*** Opening DOCUMENT SEGMENT ***
Of the new musicals slated for the 2024-25 Broadway season, Redwood has the greatest air of mystery. It’s a brand-new title with a brand-new score, and not only brings Tony winner Idina Menzel back to Broadway for the first time in over a decade, but she returns in creative collaboration with Tina Landau, the wild creative mind whose last Broadway musical was the underwater fever dream, SpongeBob SquarePants. West Coast audiences got a first look at the new project during its La Jolla Playhouse world premiere earlier this year, but here’s the essential information that we East Coasters have managed to piece together.
Return to Nederlander
In 1996, Idina Menzel landed her first professional theater job after her boyfriend secretly faxed her resume to a casting director. The show was Rent. After a couple of months at New York Theatre Workshop, the generation-defining rock musical opened at Broadway’s Nederlander Theatre on 41st Street in April that year—a theater chosen for its appropriately dilapidated surroundings and fixer-upper conditions. It was here, really, that the world got to hear and know Menzel’s roof-raising soprano for the first time. Nearly 30 years later, Menzel is making her return to the theater with Redwood. The heartfelt expressions of love from Rentheads have long disappeared from the adjacent alleyway, but the memories surely linger on. And the voice will still raise that roof.
*** Closing DOCUMENT SEGMENT ***
*** Opening RECORD EXCERPTS ***
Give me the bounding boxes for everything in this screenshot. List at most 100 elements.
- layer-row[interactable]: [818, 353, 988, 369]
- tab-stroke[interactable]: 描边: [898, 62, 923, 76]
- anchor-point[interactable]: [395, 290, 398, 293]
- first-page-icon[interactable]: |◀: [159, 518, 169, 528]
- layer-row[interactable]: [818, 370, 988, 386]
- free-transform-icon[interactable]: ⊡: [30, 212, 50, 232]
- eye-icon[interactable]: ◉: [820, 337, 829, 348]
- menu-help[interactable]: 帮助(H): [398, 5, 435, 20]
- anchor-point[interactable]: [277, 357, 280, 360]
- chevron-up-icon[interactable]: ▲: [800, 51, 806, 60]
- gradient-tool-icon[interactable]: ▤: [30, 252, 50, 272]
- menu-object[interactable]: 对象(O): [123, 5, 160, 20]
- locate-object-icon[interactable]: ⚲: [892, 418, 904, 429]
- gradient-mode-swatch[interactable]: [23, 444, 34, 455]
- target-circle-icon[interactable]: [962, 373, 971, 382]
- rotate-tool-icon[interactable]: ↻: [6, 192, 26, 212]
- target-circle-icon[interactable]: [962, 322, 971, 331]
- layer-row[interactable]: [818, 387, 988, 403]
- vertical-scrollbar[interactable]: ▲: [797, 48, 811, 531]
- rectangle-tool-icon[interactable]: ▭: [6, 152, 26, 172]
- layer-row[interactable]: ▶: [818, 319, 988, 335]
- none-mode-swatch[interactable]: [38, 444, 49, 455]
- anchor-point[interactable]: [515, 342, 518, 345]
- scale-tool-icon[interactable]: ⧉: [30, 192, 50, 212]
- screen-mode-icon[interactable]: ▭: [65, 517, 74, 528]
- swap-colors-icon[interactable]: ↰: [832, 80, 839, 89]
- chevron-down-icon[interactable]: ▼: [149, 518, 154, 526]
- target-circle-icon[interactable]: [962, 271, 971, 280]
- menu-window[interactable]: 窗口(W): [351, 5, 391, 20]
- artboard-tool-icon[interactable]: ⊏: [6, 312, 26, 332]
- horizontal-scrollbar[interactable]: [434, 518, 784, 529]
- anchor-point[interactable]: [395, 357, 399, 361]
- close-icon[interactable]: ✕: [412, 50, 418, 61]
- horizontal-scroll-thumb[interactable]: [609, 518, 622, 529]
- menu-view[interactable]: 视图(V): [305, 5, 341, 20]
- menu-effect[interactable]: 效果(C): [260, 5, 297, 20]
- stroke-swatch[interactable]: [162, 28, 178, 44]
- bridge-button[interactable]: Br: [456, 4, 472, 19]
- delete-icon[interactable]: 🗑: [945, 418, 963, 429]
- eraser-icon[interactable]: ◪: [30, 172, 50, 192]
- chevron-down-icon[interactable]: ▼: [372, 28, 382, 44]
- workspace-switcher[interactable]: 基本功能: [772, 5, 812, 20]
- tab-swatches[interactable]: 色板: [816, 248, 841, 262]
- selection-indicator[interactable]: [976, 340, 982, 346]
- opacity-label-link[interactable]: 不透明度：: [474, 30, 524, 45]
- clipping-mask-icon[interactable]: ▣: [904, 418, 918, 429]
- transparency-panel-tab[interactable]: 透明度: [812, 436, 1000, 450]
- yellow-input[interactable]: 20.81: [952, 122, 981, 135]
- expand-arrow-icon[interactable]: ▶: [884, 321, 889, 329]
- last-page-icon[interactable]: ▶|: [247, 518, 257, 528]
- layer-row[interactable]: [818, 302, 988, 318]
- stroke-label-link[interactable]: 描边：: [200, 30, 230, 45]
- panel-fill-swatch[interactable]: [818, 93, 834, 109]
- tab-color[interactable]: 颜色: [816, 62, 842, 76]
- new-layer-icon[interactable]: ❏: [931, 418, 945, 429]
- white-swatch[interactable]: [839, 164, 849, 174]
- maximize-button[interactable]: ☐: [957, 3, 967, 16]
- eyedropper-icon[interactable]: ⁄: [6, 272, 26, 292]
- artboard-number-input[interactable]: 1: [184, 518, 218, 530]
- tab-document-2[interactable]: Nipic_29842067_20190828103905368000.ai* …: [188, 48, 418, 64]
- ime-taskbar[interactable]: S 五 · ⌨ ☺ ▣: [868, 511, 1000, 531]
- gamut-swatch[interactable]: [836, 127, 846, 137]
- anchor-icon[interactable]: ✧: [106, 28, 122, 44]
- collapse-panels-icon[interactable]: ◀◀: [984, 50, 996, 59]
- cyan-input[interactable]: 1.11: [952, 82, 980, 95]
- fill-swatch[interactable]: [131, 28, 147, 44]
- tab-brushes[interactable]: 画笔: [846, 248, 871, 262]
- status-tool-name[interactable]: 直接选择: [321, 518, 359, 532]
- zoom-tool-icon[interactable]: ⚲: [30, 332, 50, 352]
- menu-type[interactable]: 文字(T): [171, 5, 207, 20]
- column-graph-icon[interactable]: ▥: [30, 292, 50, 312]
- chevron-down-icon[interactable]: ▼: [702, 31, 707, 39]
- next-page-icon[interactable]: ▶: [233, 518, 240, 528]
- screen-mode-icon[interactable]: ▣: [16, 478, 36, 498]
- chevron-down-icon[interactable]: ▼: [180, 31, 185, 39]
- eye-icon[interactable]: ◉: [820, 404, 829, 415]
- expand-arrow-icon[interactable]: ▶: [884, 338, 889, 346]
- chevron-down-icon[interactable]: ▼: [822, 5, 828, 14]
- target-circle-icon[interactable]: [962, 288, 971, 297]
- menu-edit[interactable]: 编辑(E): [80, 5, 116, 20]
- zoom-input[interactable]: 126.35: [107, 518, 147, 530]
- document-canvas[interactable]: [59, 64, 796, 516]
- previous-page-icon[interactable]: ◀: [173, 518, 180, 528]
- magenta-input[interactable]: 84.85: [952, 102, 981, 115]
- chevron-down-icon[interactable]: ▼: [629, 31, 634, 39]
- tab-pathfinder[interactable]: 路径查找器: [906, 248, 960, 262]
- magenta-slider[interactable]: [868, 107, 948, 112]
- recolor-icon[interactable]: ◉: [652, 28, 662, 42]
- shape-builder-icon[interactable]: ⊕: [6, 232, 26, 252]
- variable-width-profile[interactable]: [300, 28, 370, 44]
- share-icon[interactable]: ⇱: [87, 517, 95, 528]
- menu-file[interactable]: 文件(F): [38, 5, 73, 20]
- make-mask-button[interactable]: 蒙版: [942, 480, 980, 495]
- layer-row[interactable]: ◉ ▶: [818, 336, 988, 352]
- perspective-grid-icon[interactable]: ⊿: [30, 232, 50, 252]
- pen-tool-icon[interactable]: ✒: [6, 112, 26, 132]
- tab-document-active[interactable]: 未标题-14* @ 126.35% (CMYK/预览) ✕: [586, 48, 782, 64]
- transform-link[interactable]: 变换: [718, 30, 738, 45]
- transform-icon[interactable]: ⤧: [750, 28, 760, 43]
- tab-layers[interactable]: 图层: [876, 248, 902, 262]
*** Closing RECORD EXCERPTS ***
**TASKS TO COMPLETE:**
1. Answer these from the piece on Redwood:
(a) Where did Redwood have its world premiere?
(b) What was Tina Landau's last Broadway musical?
(c) On what street is the Nederlander Theatre?
2. Pick up the piece on Redwood and Idina Menzel's Broadway return after its last sentence and write the next part.

**PER-TASK ANSWERS:**
1.
(a) La Jolla Playhouse
(b) SpongeBob SquarePants
(c) 41st Street

2.
Finishing the Hat... and Wearing a New One
Including Redwood, Idina Menzel has helped mold new characters in four original Broadway musicals, has won a Tony Award for Best Actress in a Musical and turns all of her eleven o’clock numbers into the battle cry of a generation. She’s now conquering the next frontier. As co-conceiver (alongside Tina Landau) with an “additional contributions by” credit, Redwood will mark the first time Menzel is listed among the writing team of a Broadway musical. The premise alone—a woman finding her purpose among the redwood forests—sounds like a canvas for introspection, so Menzel could be laying her heart at our feet with this one.
Who Is Kate Diaz?
Kate Diaz, Redwood’s composer and co-lyricist, is a name to watch. She’s a graduate of both Harvard and Berklee College of Music and has been composing and releasing albums since childhood. Now, new to the theater scene and just 27 years old, she’s making her Broadway debut crafting a musical for one of Broadway’s most beloved leading ladies who took home her Tony for Wicked when Diaz was still in elementary school. The composer has teased her music for the show, describing it in an interview with the Alliance for Women Film Composers as “half cinematic orchestral scores and half pop/rock songs.” But if you want a taste of the real thing, listen to Menzel’s rendition of the Broadway-bound number “Great Escape.”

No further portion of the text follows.